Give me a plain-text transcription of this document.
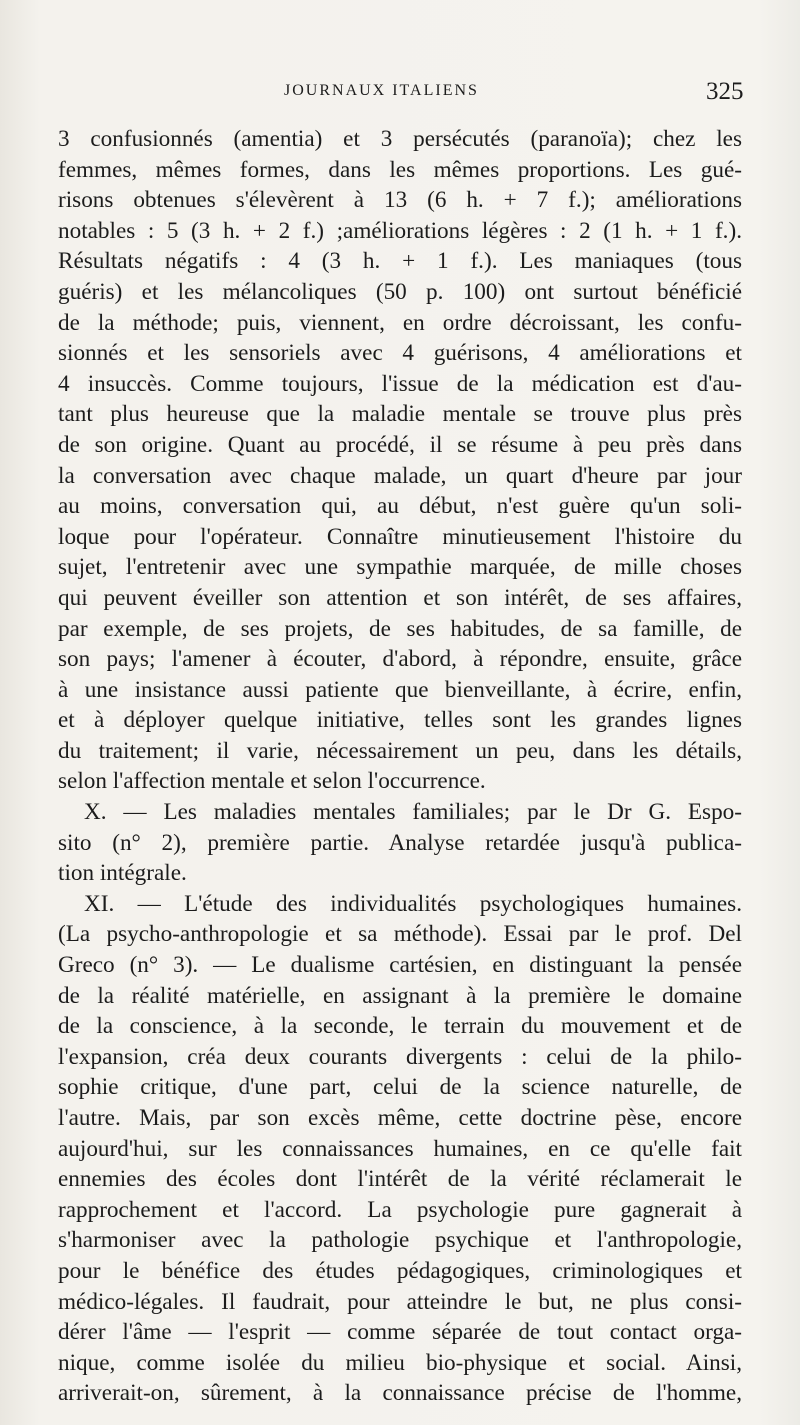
JOURNAUX ITALIENS	325
3 confusionnés (amentia) et 3 persécutés (paranoïa); chez les
femmes, mêmes formes, dans les mêmes proportions. Les gué-
risons obtenues s'élevèrent à 13 (6 h. + 7 f.); améliorations
notables : 5 (3 h. + 2 f.) ;améliorations légères : 2 (1 h. + 1 f.).
Résultats négatifs : 4 (3 h. + 1 f.). Les maniaques (tous
guéris) et les mélancoliques (50 p. 100) ont surtout bénéficié
de la méthode; puis, viennent, en ordre décroissant, les confu-
sionnés et les sensoriels avec 4 guérisons, 4 améliorations et
4 insuccès. Comme toujours, l'issue de la médication est d'au-
tant plus heureuse que la maladie mentale se trouve plus près
de son origine. Quant au procédé, il se résume à peu près dans
la conversation avec chaque malade, un quart d'heure par jour
au moins, conversation qui, au début, n'est guère qu'un soli-
loque pour l'opérateur. Connaître minutieusement l'histoire du
sujet, l'entretenir avec une sympathie marquée, de mille choses
qui peuvent éveiller son attention et son intérêt, de ses affaires,
par exemple, de ses projets, de ses habitudes, de sa famille, de
son pays; l'amener à écouter, d'abord, à répondre, ensuite, grâce
à une insistance aussi patiente que bienveillante, à écrire, enfin,
et à déployer quelque initiative, telles sont les grandes lignes
du traitement; il varie, nécessairement un peu, dans les détails,
selon l'affection mentale et selon l'occurrence.
X. — Les maladies mentales familiales; par le Dr G. Espo-
sito (n° 2), première partie. Analyse retardée jusqu'à publica-
tion intégrale.
XI. — L'étude des individualités psychologiques humaines.
(La psycho-anthropologie et sa méthode). Essai par le prof. Del
Greco (n° 3). — Le dualisme cartésien, en distinguant la pensée
de la réalité matérielle, en assignant à la première le domaine
de la conscience, à la seconde, le terrain du mouvement et de
l'expansion, créa deux courants divergents : celui de la philo-
sophie critique, d'une part, celui de la science naturelle, de
l'autre. Mais, par son excès même, cette doctrine pèse, encore
aujourd'hui, sur les connaissances humaines, en ce qu'elle fait
ennemies des écoles dont l'intérêt de la vérité réclamerait le
rapprochement et l'accord. La psychologie pure gagnerait à
s'harmoniser avec la pathologie psychique et l'anthropologie,
pour le bénéfice des études pédagogiques, criminologiques et
médico-légales. Il faudrait, pour atteindre le but, ne plus consi-
dérer l'âme — l'esprit — comme séparée de tout contact orga-
nique, comme isolée du milieu bio-physique et social. Ainsi,
arriverait-on, sûrement, à la connaissance précise de l'homme,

### Problem requirements
Exclude every picture and copy the remaining data exactly.

### The completed task
Give me a plain-text transcription of this document.
JOURNAUX ITALIENS	325
3 confusionnés (amentia) et 3 persécutés (paranoïa); chez les
femmes, mêmes formes, dans les mêmes proportions. Les gué-
risons obtenues s'élevèrent à 13 (6 h. + 7 f.); améliorations
notables : 5 (3 h. + 2 f.) ;améliorations légères : 2 (1 h. + 1 f.).
Résultats négatifs : 4 (3 h. + 1 f.). Les maniaques (tous
guéris) et les mélancoliques (50 p. 100) ont surtout bénéficié
de la méthode; puis, viennent, en ordre décroissant, les confu-
sionnés et les sensoriels avec 4 guérisons, 4 améliorations et
4 insuccès. Comme toujours, l'issue de la médication est d'au-
tant plus heureuse que la maladie mentale se trouve plus près
de son origine. Quant au procédé, il se résume à peu près dans
la conversation avec chaque malade, un quart d'heure par jour
au moins, conversation qui, au début, n'est guère qu'un soli-
loque pour l'opérateur. Connaître minutieusement l'histoire du
sujet, l'entretenir avec une sympathie marquée, de mille choses
qui peuvent éveiller son attention et son intérêt, de ses affaires,
par exemple, de ses projets, de ses habitudes, de sa famille, de
son pays; l'amener à écouter, d'abord, à répondre, ensuite, grâce
à une insistance aussi patiente que bienveillante, à écrire, enfin,
et à déployer quelque initiative, telles sont les grandes lignes
du traitement; il varie, nécessairement un peu, dans les détails,
selon l'affection mentale et selon l'occurrence.
X. — Les maladies mentales familiales; par le Dr G. Espo-
sito (n° 2), première partie. Analyse retardée jusqu'à publica-
tion intégrale.
XI. — L'étude des individualités psychologiques humaines.
(La psycho-anthropologie et sa méthode). Essai par le prof. Del
Greco (n° 3). — Le dualisme cartésien, en distinguant la pensée
de la réalité matérielle, en assignant à la première le domaine
de la conscience, à la seconde, le terrain du mouvement et de
l'expansion, créa deux courants divergents : celui de la philo-
sophie critique, d'une part, celui de la science naturelle, de
l'autre. Mais, par son excès même, cette doctrine pèse, encore
aujourd'hui, sur les connaissances humaines, en ce qu'elle fait
ennemies des écoles dont l'intérêt de la vérité réclamerait le
rapprochement et l'accord. La psychologie pure gagnerait à
s'harmoniser avec la pathologie psychique et l'anthropologie,
pour le bénéfice des études pédagogiques, criminologiques et
médico-légales. Il faudrait, pour atteindre le but, ne plus consi-
dérer l'âme — l'esprit — comme séparée de tout contact orga-
nique, comme isolée du milieu bio-physique et social. Ainsi,
arriverait-on, sûrement, à la connaissance précise de l'homme,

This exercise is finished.